• [Task goal]
Take the data below and repeat it exactly.

• [Records from a collection of figures]
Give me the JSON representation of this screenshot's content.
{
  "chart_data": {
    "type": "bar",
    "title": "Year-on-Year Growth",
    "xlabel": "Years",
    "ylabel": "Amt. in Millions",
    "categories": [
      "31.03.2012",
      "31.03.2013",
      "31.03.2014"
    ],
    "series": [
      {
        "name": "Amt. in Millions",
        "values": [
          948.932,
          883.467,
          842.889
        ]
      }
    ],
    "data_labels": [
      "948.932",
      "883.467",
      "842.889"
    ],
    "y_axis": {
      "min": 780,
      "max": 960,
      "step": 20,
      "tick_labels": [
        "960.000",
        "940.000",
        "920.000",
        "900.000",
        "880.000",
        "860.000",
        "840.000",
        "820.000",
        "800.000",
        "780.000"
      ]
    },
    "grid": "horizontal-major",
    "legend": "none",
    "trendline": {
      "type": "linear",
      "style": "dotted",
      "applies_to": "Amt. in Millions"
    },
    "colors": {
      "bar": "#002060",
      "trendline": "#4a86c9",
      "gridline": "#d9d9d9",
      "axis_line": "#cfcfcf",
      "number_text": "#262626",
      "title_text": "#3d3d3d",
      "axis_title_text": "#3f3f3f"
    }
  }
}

• [Response below]
Give me the JSON representation of this screenshot's content.
{
  "chart_data": {
    "type": "bar",
    "title": "Year-on-Year Growth",
    "xlabel": "Years",
    "ylabel": "Amt. in Millions",
    "categories": [
      "31.03.2012",
      "31.03.2013",
      "31.03.2014"
    ],
    "series": [
      {
        "name": "Amt. in Millions",
        "values": [
          948.932,
          883.467,
          842.889
        ]
      }
    ],
    "data_labels": [
      "948.932",
      "883.467",
      "842.889"
    ],
    "y_axis": {
      "min": 780,
      "max": 960,
      "step": 20,
      "tick_labels": [
        "960.000",
        "940.000",
        "920.000",
        "900.000",
        "880.000",
        "860.000",
        "840.000",
        "820.000",
        "800.000",
        "780.000"
      ]
    },
    "grid": "horizontal-major",
    "legend": "none",
    "trendline": {
      "type": "linear",
      "style": "dotted",
      "applies_to": "Amt. in Millions"
    },
    "colors": {
      "bar": "#002060",
      "trendline": "#4a86c9",
      "gridline": "#d9d9d9",
      "axis_line": "#cfcfcf",
      "number_text": "#262626",
      "title_text": "#3d3d3d",
      "axis_title_text": "#3f3f3f"
    }
  }
}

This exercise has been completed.